■ **Exercise prompt**
Write out precisely the lines beginning with the line that contains "What's the underlying" and ending with the last line of the entries, and no other lines.

[Record list start]

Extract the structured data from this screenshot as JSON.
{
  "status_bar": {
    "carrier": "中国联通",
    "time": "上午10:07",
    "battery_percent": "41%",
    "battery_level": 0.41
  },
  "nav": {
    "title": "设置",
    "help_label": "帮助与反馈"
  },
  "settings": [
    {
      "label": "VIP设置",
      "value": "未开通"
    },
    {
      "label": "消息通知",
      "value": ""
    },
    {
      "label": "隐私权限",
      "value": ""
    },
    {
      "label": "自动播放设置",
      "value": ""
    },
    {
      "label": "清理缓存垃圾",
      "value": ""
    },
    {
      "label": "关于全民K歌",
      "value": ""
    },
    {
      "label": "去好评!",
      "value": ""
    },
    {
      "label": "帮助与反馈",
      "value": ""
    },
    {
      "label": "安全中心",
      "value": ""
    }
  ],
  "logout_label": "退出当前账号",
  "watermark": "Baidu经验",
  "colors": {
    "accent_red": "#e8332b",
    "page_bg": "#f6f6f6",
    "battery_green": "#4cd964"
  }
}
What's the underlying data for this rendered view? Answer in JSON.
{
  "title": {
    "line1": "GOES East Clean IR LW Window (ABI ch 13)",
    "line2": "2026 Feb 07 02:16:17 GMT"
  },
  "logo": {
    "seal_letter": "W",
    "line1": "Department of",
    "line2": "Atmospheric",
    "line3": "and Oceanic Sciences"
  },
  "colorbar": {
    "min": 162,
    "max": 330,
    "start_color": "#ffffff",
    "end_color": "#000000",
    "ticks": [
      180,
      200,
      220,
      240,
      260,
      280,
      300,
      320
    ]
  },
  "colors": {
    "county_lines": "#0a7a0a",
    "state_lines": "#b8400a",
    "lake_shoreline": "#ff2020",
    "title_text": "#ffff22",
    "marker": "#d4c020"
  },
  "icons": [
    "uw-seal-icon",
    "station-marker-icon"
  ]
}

[Record list end]

■ **Written solution**
What's the underlying data for this rendered view? Answer in JSON.
{
  "title": {
    "line1": "GOES East Clean IR LW Window (ABI ch 13)",
    "line2": "2026 Feb 07 02:16:17 GMT"
  },
  "logo": {
    "seal_letter": "W",
    "line1": "Department of",
    "line2": "Atmospheric",
    "line3": "and Oceanic Sciences"
  },
  "colorbar": {
    "min": 162,
    "max": 330,
    "start_color": "#ffffff",
    "end_color": "#000000",
    "ticks": [
      180,
      200,
      220,
      240,
      260,
      280,
      300,
      320
    ]
  },
  "colors": {
    "county_lines": "#0a7a0a",
    "state_lines": "#b8400a",
    "lake_shoreline": "#ff2020",
    "title_text": "#ffff22",
    "marker": "#d4c020"
  },
  "icons": [
    "uw-seal-icon",
    "station-marker-icon"
  ]
}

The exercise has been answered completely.